- **INSTRUCTIONS TO FOLLOW**: Write out all the entries word for word, but skip any images.

- **Data extracted from a collection**:
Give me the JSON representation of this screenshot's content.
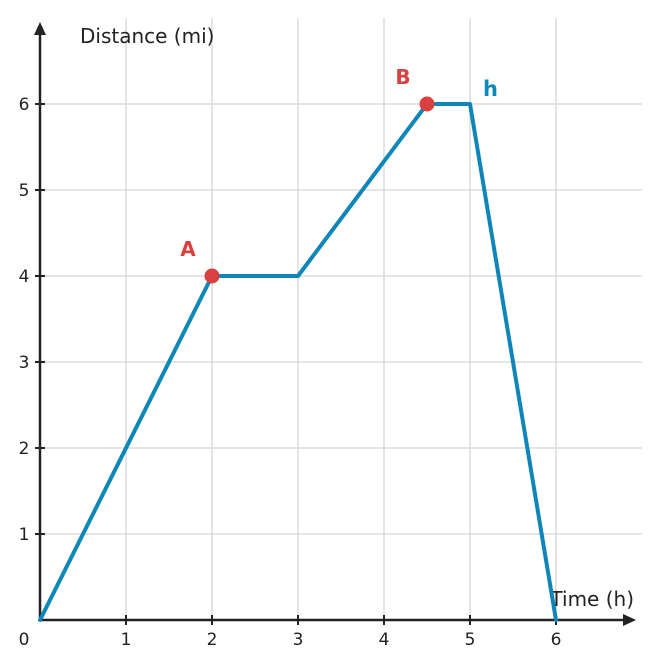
{
  "chart_data": {
    "type": "line",
    "xlabel": "Time (h)",
    "ylabel": "Distance (mi)",
    "xlim": [
      0,
      6.6
    ],
    "ylim": [
      0,
      6.6
    ],
    "grid": true,
    "origin_label": "0",
    "x_ticks": [
      1,
      2,
      3,
      4,
      5,
      6
    ],
    "y_ticks": [
      1,
      2,
      3,
      4,
      5,
      6
    ],
    "series": [
      {
        "name": "h",
        "color": "#0e87b8",
        "x": [
          0,
          2,
          3,
          4.5,
          5,
          6
        ],
        "y": [
          0,
          4,
          4,
          6,
          6,
          0
        ]
      }
    ],
    "points": [
      {
        "label": "A",
        "x": 2,
        "y": 4,
        "color": "#d94040"
      },
      {
        "label": "B",
        "x": 4.5,
        "y": 6,
        "color": "#d94040"
      }
    ],
    "axis_color": "#222222",
    "grid_color": "#d3d3d3"
  }
}
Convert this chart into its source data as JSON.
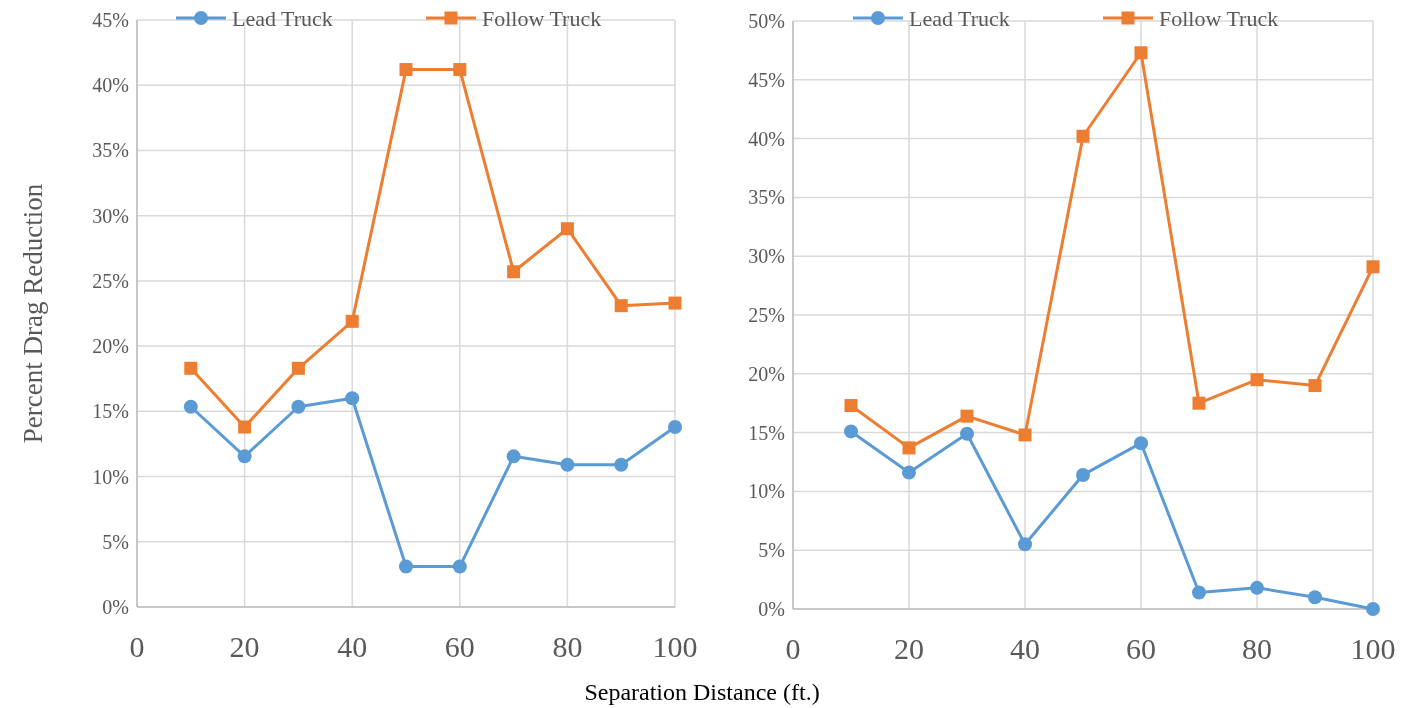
{
  "chart_data": [
    {
      "type": "line",
      "xlabel": "Separation Distance (ft.)",
      "ylabel": "Percent Drag Reduction",
      "x": [
        10,
        20,
        30,
        40,
        50,
        60,
        70,
        80,
        90,
        100
      ],
      "xlim": [
        0,
        100
      ],
      "xticks": [
        0,
        20,
        40,
        60,
        80,
        100
      ],
      "ylim": [
        0,
        45
      ],
      "yticks": [
        {
          "value": 0,
          "label": "0%"
        },
        {
          "value": 5,
          "label": "5%"
        },
        {
          "value": 10,
          "label": "10%"
        },
        {
          "value": 15,
          "label": "15%"
        },
        {
          "value": 20,
          "label": "20%"
        },
        {
          "value": 25,
          "label": "25%"
        },
        {
          "value": 30,
          "label": "30%"
        },
        {
          "value": 35,
          "label": "35%"
        },
        {
          "value": 40,
          "label": "40%"
        },
        {
          "value": 45,
          "label": "45%"
        }
      ],
      "grid": true,
      "legend": "top",
      "series": [
        {
          "name": "Lead Truck",
          "color": "#5b9bd5",
          "marker": "circle",
          "values": [
            15.35,
            11.55,
            15.35,
            16.0,
            3.1,
            3.1,
            11.55,
            10.9,
            10.9,
            13.8
          ]
        },
        {
          "name": "Follow Truck",
          "color": "#ed7d31",
          "marker": "square",
          "values": [
            18.3,
            13.8,
            18.3,
            21.9,
            41.2,
            41.2,
            25.7,
            29.0,
            23.1,
            23.3
          ]
        }
      ]
    },
    {
      "type": "line",
      "x": [
        10,
        20,
        30,
        40,
        50,
        60,
        70,
        80,
        90,
        100
      ],
      "xlim": [
        0,
        100
      ],
      "xticks": [
        0,
        20,
        40,
        60,
        80,
        100
      ],
      "ylim": [
        0,
        50
      ],
      "yticks": [
        {
          "value": 0,
          "label": "0%"
        },
        {
          "value": 5,
          "label": "5%"
        },
        {
          "value": 10,
          "label": "10%"
        },
        {
          "value": 15,
          "label": "15%"
        },
        {
          "value": 20,
          "label": "20%"
        },
        {
          "value": 25,
          "label": "25%"
        },
        {
          "value": 30,
          "label": "30%"
        },
        {
          "value": 35,
          "label": "35%"
        },
        {
          "value": 40,
          "label": "40%"
        },
        {
          "value": 45,
          "label": "45%"
        },
        {
          "value": 50,
          "label": "50%"
        }
      ],
      "grid": true,
      "legend": "top",
      "series": [
        {
          "name": "Lead Truck",
          "color": "#5b9bd5",
          "marker": "circle",
          "values": [
            15.1,
            11.6,
            14.9,
            5.5,
            11.4,
            14.1,
            1.4,
            1.8,
            1.0,
            0
          ]
        },
        {
          "name": "Follow Truck",
          "color": "#ed7d31",
          "marker": "square",
          "values": [
            17.3,
            13.7,
            16.4,
            14.8,
            40.2,
            47.3,
            17.5,
            19.5,
            19.0,
            29.1
          ]
        }
      ]
    }
  ]
}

- **FINAL ANSWER**:
Give me the JSON representation of this screenshot's content.
{
  "chart_data": {
    "type": "line",
    "xlabel": "Time (h)",
    "ylabel": "Distance (mi)",
    "xlim": [
      0,
      6.6
    ],
    "ylim": [
      0,
      6.6
    ],
    "grid": true,
    "origin_label": "0",
    "x_ticks": [
      1,
      2,
      3,
      4,
      5,
      6
    ],
    "y_ticks": [
      1,
      2,
      3,
      4,
      5,
      6
    ],
    "series": [
      {
        "name": "h",
        "color": "#0e87b8",
        "x": [
          0,
          2,
          3,
          4.5,
          5,
          6
        ],
        "y": [
          0,
          4,
          4,
          6,
          6,
          0
        ]
      }
    ],
    "points": [
      {
        "label": "A",
        "x": 2,
        "y": 4,
        "color": "#d94040"
      },
      {
        "label": "B",
        "x": 4.5,
        "y": 6,
        "color": "#d94040"
      }
    ],
    "axis_color": "#222222",
    "grid_color": "#d3d3d3"
  }
}
Convert this chart into its source data as JSON.
{
  "chart_data": [
    {
      "type": "line",
      "xlabel": "Separation Distance (ft.)",
      "ylabel": "Percent Drag Reduction",
      "x": [
        10,
        20,
        30,
        40,
        50,
        60,
        70,
        80,
        90,
        100
      ],
      "xlim": [
        0,
        100
      ],
      "xticks": [
        0,
        20,
        40,
        60,
        80,
        100
      ],
      "ylim": [
        0,
        45
      ],
      "yticks": [
        {
          "value": 0,
          "label": "0%"
        },
        {
          "value": 5,
          "label": "5%"
        },
        {
          "value": 10,
          "label": "10%"
        },
        {
          "value": 15,
          "label": "15%"
        },
        {
          "value": 20,
          "label": "20%"
        },
        {
          "value": 25,
          "label": "25%"
        },
        {
          "value": 30,
          "label": "30%"
        },
        {
          "value": 35,
          "label": "35%"
        },
        {
          "value": 40,
          "label": "40%"
        },
        {
          "value": 45,
          "label": "45%"
        }
      ],
      "grid": true,
      "legend": "top",
      "series": [
        {
          "name": "Lead Truck",
          "color": "#5b9bd5",
          "marker": "circle",
          "values": [
            15.35,
            11.55,
            15.35,
            16.0,
            3.1,
            3.1,
            11.55,
            10.9,
            10.9,
            13.8
          ]
        },
        {
          "name": "Follow Truck",
          "color": "#ed7d31",
          "marker": "square",
          "values": [
            18.3,
            13.8,
            18.3,
            21.9,
            41.2,
            41.2,
            25.7,
            29.0,
            23.1,
            23.3
          ]
        }
      ]
    },
    {
      "type": "line",
      "x": [
        10,
        20,
        30,
        40,
        50,
        60,
        70,
        80,
        90,
        100
      ],
      "xlim": [
        0,
        100
      ],
      "xticks": [
        0,
        20,
        40,
        60,
        80,
        100
      ],
      "ylim": [
        0,
        50
      ],
      "yticks": [
        {
          "value": 0,
          "label": "0%"
        },
        {
          "value": 5,
          "label": "5%"
        },
        {
          "value": 10,
          "label": "10%"
        },
        {
          "value": 15,
          "label": "15%"
        },
        {
          "value": 20,
          "label": "20%"
        },
        {
          "value": 25,
          "label": "25%"
        },
        {
          "value": 30,
          "label": "30%"
        },
        {
          "value": 35,
          "label": "35%"
        },
        {
          "value": 40,
          "label": "40%"
        },
        {
          "value": 45,
          "label": "45%"
        },
        {
          "value": 50,
          "label": "50%"
        }
      ],
      "grid": true,
      "legend": "top",
      "series": [
        {
          "name": "Lead Truck",
          "color": "#5b9bd5",
          "marker": "circle",
          "values": [
            15.1,
            11.6,
            14.9,
            5.5,
            11.4,
            14.1,
            1.4,
            1.8,
            1.0,
            0
          ]
        },
        {
          "name": "Follow Truck",
          "color": "#ed7d31",
          "marker": "square",
          "values": [
            17.3,
            13.7,
            16.4,
            14.8,
            40.2,
            47.3,
            17.5,
            19.5,
            19.0,
            29.1
          ]
        }
      ]
    }
  ]
}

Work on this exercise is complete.